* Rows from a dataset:
########

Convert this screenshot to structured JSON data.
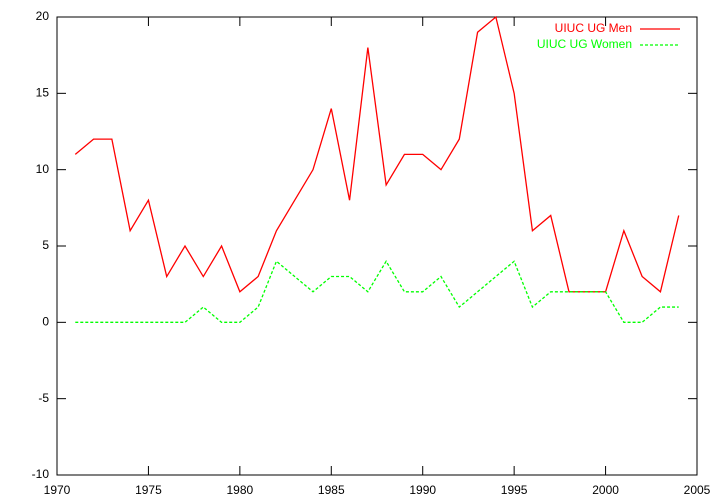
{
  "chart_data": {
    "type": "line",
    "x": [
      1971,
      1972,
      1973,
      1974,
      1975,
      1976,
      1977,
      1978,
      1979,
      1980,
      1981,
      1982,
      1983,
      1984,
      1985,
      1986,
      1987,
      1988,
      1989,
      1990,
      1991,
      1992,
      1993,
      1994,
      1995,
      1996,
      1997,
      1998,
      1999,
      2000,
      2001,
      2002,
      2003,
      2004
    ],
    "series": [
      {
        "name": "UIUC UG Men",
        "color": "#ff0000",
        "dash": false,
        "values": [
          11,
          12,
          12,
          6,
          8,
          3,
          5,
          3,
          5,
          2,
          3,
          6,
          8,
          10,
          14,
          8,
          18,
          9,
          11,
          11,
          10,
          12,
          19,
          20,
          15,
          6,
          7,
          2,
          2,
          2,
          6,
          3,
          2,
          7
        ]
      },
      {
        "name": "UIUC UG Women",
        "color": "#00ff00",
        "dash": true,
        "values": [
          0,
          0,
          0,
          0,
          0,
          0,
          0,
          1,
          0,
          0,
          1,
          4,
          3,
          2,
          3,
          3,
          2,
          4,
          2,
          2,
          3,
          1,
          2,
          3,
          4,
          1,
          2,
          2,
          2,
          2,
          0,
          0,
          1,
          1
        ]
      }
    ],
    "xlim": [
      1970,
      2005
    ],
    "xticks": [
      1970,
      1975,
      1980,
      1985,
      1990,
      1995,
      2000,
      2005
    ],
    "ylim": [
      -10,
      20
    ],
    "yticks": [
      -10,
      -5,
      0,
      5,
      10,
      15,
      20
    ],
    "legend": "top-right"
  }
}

########

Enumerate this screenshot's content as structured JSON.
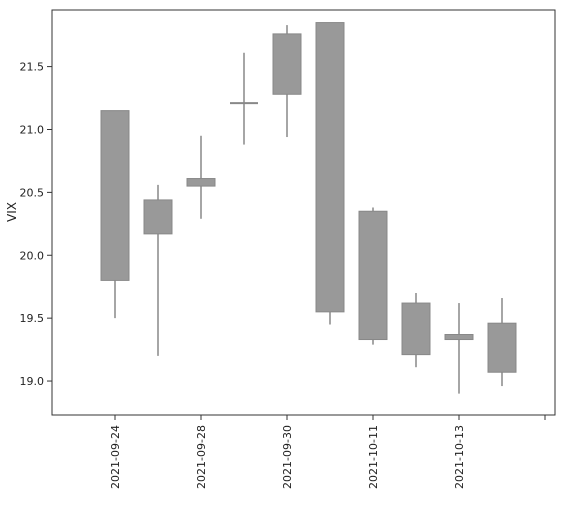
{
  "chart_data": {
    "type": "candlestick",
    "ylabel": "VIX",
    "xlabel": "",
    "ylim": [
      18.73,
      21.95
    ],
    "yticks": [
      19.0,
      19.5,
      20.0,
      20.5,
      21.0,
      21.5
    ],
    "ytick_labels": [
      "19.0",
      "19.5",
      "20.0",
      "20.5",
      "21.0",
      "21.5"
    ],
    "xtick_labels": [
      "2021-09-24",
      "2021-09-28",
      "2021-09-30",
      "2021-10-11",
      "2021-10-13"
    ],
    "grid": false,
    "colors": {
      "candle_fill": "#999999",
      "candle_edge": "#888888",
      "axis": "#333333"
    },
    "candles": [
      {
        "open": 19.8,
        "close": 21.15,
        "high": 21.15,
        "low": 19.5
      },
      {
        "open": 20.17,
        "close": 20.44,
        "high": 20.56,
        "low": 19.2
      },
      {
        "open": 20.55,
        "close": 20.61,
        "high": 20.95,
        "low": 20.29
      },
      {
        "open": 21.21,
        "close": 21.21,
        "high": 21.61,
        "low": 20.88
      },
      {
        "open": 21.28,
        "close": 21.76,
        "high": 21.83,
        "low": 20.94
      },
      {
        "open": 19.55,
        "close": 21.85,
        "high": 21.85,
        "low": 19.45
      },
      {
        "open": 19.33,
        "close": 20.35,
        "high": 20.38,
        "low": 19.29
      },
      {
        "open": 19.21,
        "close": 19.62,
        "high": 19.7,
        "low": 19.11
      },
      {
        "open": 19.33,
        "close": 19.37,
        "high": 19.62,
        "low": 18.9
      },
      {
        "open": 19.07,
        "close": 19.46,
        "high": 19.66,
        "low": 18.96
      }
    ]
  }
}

########

* OBJECTIVE:
Copy each line above containing the string "this".

* THE COMPLETED TASK:
Convert this screenshot to structured JSON data.
Enumerate this screenshot's content as structured JSON.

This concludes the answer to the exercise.